__Dataset records__.

◆ ◆ ◆ ◆ ◆

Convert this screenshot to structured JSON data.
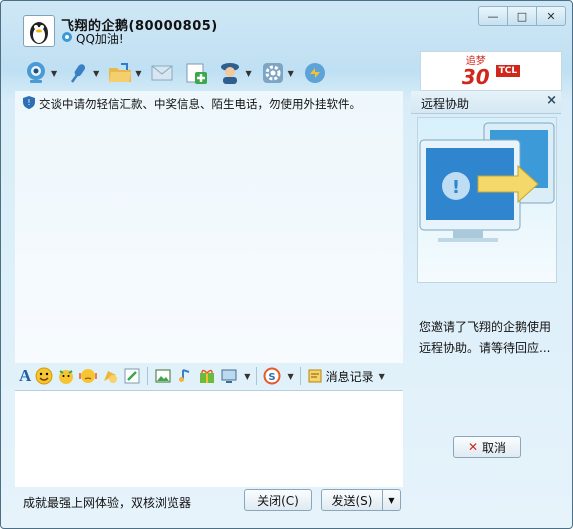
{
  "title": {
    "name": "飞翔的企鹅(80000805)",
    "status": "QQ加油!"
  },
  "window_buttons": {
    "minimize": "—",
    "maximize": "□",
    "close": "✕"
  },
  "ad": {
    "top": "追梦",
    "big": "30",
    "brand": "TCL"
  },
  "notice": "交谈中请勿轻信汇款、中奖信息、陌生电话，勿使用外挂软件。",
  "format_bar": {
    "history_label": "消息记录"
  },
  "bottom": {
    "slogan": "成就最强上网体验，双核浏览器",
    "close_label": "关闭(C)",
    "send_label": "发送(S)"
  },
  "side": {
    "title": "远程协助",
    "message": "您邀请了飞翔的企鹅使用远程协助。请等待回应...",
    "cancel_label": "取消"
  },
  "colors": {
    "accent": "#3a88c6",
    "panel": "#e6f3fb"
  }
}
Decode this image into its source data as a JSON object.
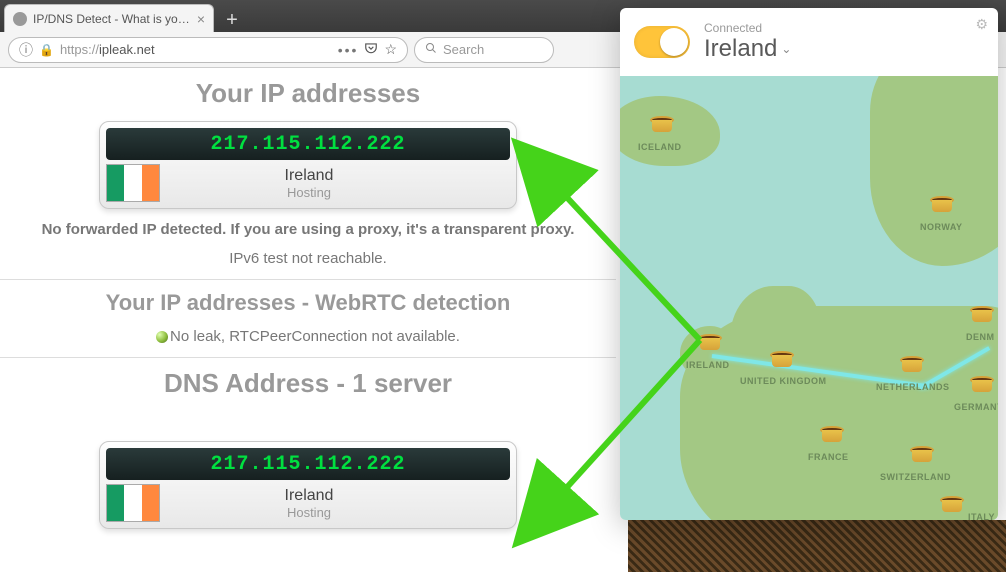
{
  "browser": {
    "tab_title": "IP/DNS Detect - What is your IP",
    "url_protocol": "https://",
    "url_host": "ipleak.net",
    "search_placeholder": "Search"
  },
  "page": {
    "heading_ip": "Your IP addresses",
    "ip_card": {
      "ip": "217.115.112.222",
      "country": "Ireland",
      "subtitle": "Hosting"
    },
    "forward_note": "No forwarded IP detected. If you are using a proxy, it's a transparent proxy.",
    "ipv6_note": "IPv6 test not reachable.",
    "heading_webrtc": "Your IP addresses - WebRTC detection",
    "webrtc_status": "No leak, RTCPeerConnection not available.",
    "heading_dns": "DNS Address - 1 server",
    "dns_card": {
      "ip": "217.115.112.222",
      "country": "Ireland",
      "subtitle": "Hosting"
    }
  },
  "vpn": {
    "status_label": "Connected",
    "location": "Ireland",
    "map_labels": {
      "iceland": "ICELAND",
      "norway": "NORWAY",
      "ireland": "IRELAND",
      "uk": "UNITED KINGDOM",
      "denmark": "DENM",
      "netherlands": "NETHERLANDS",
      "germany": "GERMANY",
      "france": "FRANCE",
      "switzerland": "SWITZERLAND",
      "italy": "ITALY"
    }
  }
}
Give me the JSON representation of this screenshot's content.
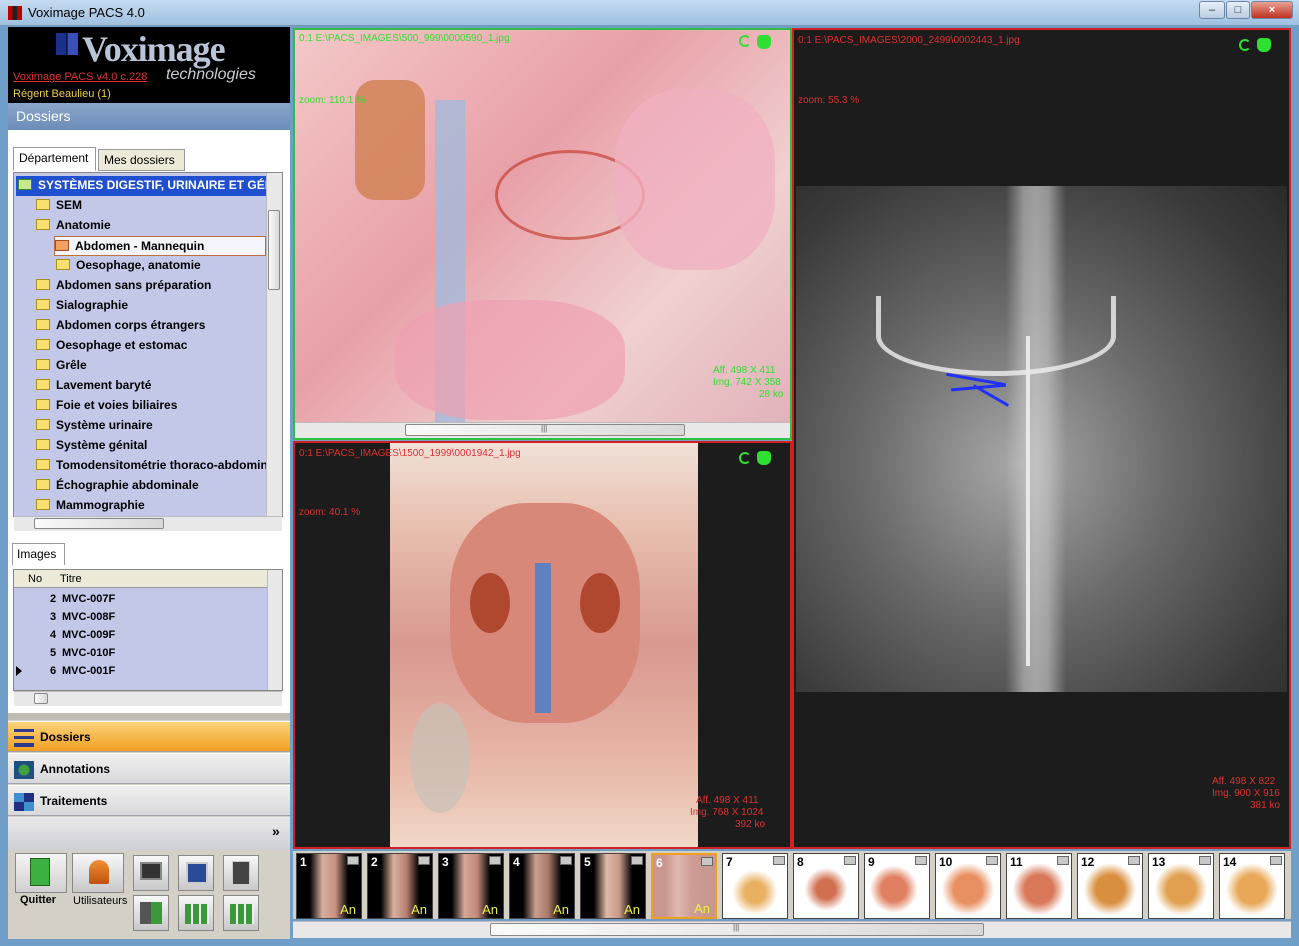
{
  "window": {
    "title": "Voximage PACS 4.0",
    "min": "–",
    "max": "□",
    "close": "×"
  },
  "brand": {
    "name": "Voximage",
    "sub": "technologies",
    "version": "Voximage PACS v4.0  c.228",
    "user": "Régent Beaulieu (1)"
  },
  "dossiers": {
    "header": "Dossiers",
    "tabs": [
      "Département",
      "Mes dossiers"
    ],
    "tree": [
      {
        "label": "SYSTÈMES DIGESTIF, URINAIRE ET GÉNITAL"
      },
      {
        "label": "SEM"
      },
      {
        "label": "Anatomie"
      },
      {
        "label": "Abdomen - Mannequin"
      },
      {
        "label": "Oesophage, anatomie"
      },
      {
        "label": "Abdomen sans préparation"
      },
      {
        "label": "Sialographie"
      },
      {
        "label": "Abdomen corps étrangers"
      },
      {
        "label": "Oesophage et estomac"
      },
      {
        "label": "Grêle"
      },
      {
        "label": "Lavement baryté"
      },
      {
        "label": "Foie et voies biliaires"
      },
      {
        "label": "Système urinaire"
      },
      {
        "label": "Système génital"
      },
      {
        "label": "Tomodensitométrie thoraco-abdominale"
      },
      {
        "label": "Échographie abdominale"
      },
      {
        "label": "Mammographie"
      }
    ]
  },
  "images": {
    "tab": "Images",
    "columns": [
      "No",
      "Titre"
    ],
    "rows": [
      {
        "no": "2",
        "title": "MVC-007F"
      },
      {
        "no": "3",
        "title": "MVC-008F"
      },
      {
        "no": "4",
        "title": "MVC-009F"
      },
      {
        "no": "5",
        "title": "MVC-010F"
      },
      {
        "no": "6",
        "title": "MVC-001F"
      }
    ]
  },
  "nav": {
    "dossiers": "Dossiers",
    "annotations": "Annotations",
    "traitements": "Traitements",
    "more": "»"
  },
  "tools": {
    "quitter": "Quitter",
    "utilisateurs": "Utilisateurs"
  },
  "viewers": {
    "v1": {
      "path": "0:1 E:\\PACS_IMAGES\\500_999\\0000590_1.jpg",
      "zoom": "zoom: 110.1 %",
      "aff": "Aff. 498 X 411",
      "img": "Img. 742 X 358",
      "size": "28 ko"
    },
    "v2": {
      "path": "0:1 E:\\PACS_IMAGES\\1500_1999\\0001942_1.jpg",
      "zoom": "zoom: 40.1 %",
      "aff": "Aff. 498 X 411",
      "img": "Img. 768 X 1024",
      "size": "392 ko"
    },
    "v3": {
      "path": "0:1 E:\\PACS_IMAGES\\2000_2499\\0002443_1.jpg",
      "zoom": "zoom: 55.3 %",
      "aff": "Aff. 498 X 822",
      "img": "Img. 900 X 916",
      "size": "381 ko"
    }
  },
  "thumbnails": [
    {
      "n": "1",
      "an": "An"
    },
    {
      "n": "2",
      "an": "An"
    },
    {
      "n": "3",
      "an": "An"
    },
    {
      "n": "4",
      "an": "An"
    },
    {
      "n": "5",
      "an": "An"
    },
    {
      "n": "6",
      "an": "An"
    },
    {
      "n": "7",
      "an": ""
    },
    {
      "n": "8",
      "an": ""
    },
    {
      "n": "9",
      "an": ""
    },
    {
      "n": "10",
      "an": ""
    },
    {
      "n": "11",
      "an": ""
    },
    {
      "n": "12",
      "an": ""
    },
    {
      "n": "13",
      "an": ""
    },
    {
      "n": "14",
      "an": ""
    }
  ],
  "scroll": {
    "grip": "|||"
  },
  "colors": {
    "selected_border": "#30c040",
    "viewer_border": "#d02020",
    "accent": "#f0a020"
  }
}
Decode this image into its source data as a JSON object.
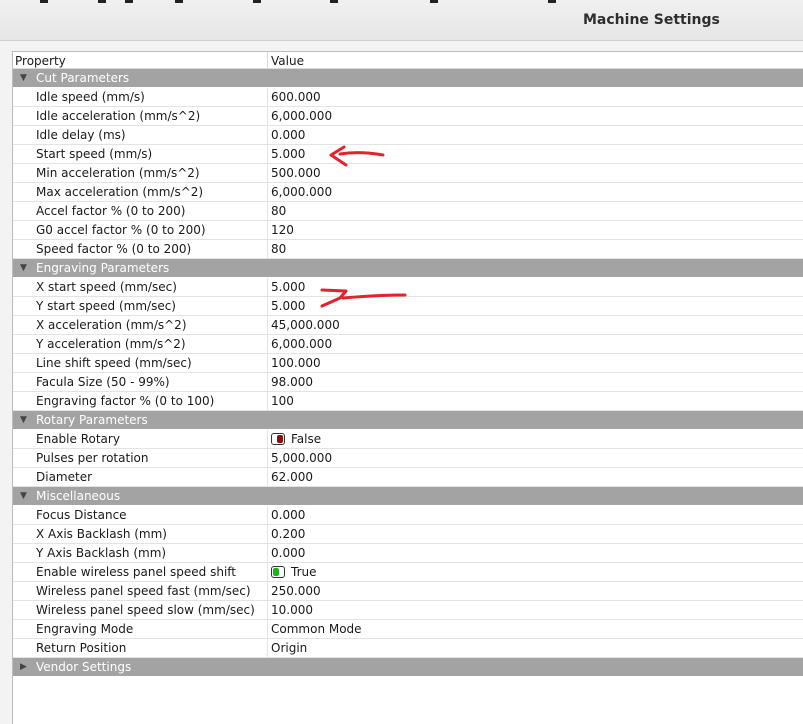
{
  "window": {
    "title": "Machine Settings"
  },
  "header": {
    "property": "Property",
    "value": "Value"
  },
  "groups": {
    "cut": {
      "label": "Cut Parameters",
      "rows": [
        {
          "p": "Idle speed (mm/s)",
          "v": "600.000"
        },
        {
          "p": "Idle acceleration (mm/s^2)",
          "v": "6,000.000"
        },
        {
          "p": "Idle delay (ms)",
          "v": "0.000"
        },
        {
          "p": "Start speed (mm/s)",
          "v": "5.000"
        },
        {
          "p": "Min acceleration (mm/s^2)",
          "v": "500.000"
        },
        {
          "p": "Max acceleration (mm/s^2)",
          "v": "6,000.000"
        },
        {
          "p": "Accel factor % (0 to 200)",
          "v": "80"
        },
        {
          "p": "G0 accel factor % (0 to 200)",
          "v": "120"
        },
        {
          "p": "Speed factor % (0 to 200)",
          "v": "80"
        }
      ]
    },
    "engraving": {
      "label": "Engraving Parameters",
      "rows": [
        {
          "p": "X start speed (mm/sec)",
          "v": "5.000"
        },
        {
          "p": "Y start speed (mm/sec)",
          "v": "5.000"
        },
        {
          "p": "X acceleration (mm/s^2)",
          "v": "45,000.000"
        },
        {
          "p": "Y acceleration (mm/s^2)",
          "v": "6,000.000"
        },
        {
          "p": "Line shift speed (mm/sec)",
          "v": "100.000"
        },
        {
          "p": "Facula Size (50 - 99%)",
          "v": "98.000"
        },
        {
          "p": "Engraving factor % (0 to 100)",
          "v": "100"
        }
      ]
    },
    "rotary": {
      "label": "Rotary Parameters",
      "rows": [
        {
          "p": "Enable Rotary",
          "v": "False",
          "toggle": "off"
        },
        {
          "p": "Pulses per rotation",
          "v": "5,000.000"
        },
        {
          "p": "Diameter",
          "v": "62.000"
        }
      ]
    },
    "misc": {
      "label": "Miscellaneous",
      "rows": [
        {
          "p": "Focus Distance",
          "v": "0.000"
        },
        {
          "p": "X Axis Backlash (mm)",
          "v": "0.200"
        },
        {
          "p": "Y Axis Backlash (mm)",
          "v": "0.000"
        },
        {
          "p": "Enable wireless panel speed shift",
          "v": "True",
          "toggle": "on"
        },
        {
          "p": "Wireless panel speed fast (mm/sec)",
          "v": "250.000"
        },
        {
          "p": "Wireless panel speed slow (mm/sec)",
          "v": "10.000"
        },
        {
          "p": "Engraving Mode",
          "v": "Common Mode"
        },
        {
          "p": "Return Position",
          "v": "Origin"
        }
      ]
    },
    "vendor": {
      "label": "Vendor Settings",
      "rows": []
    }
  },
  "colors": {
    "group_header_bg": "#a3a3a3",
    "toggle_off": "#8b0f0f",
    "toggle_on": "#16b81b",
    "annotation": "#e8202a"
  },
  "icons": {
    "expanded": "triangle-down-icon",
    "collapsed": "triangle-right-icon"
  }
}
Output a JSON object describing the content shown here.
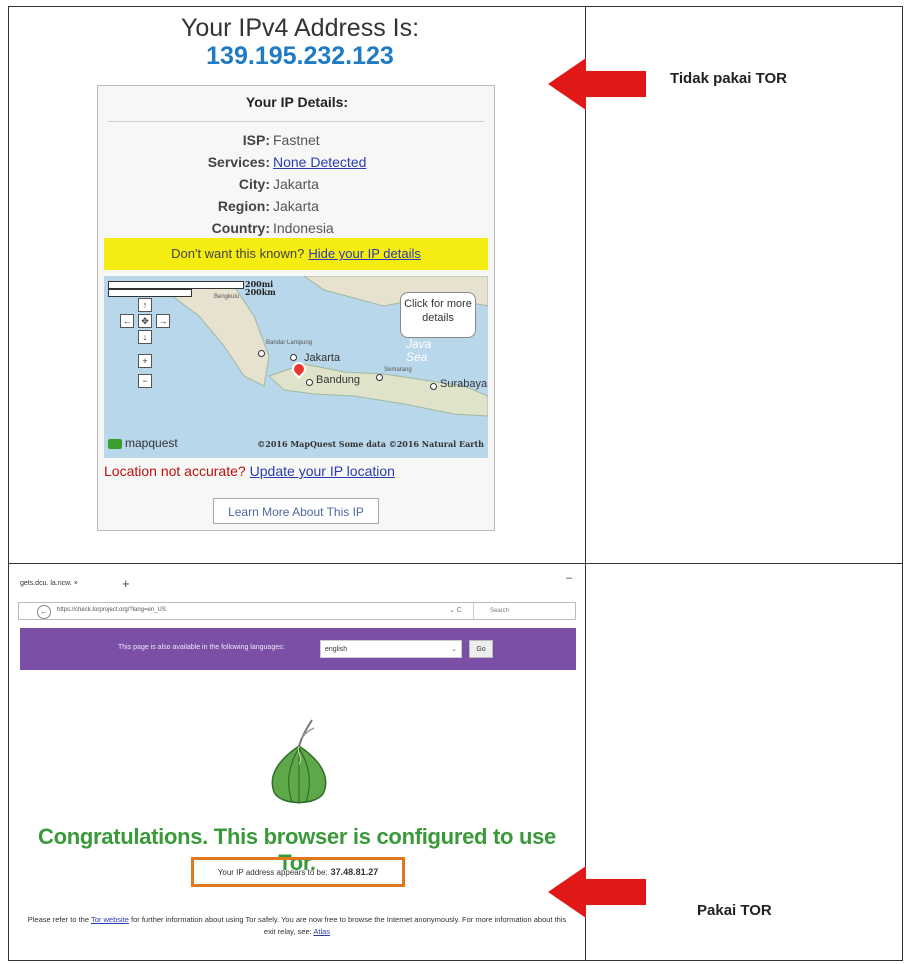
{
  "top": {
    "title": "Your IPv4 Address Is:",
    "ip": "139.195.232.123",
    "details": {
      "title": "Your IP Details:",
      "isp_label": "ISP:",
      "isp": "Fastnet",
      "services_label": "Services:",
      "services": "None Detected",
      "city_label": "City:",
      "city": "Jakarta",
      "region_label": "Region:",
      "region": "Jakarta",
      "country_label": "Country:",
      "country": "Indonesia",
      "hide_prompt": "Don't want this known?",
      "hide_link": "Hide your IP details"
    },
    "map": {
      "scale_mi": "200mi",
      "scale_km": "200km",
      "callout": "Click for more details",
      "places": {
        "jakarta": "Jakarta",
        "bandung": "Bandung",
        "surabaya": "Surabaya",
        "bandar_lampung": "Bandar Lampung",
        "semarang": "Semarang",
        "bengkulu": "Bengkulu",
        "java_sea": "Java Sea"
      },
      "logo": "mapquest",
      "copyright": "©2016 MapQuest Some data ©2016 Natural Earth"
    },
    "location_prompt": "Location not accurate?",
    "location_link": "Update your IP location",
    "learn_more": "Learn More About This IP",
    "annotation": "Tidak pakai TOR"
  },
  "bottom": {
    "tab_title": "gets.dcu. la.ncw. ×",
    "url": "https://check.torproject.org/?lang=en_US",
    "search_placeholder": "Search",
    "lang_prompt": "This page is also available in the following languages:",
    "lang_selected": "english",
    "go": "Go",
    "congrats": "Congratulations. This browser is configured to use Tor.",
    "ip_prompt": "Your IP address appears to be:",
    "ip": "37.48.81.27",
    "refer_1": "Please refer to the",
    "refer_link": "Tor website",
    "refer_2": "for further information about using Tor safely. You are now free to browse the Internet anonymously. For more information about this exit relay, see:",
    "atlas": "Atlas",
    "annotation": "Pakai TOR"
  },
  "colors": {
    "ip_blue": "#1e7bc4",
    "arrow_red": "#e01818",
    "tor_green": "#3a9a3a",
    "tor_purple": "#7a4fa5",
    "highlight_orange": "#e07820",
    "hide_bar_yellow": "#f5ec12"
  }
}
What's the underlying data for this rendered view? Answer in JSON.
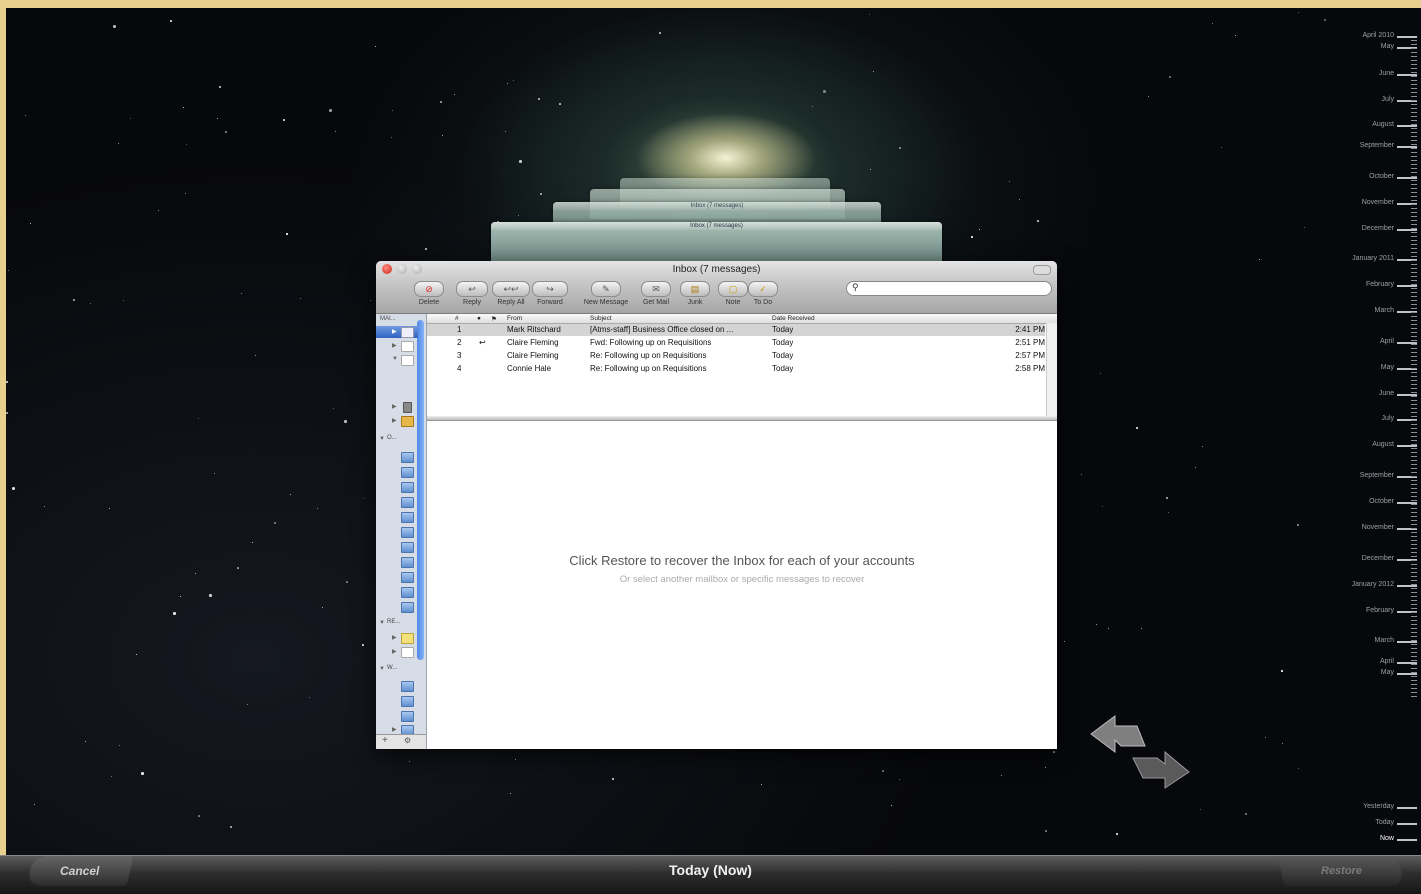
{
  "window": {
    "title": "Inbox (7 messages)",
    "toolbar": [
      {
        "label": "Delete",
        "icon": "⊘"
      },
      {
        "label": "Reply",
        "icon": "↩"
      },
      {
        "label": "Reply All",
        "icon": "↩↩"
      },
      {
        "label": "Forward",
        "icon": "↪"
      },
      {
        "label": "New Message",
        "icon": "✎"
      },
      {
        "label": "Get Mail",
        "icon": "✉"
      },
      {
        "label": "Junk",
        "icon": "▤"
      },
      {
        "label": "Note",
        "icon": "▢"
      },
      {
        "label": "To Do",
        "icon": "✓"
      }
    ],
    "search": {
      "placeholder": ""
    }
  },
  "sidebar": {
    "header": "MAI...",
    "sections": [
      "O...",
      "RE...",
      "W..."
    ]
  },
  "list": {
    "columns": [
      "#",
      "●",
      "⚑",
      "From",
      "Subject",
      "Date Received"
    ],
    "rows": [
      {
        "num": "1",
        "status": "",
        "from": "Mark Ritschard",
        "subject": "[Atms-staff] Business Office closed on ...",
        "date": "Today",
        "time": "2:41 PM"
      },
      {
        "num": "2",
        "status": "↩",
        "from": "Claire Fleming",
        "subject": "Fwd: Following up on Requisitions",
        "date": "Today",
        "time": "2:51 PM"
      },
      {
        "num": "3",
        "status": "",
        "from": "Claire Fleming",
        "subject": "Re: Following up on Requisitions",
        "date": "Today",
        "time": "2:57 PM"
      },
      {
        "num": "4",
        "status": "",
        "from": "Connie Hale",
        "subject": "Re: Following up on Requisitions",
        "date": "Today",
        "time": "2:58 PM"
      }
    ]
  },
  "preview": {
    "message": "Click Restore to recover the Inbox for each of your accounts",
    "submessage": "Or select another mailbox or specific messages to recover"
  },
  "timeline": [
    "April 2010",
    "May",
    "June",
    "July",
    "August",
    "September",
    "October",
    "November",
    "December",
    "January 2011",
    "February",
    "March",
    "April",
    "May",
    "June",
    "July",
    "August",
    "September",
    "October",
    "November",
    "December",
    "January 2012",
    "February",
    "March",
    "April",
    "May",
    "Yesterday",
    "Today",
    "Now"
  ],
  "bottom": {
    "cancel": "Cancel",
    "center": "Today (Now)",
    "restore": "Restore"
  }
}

◆ ◆ ◆ ◆ ◆

__The request__. Count each line with "Enable" in it and report that figure by itself.

__Reply to the task__. 2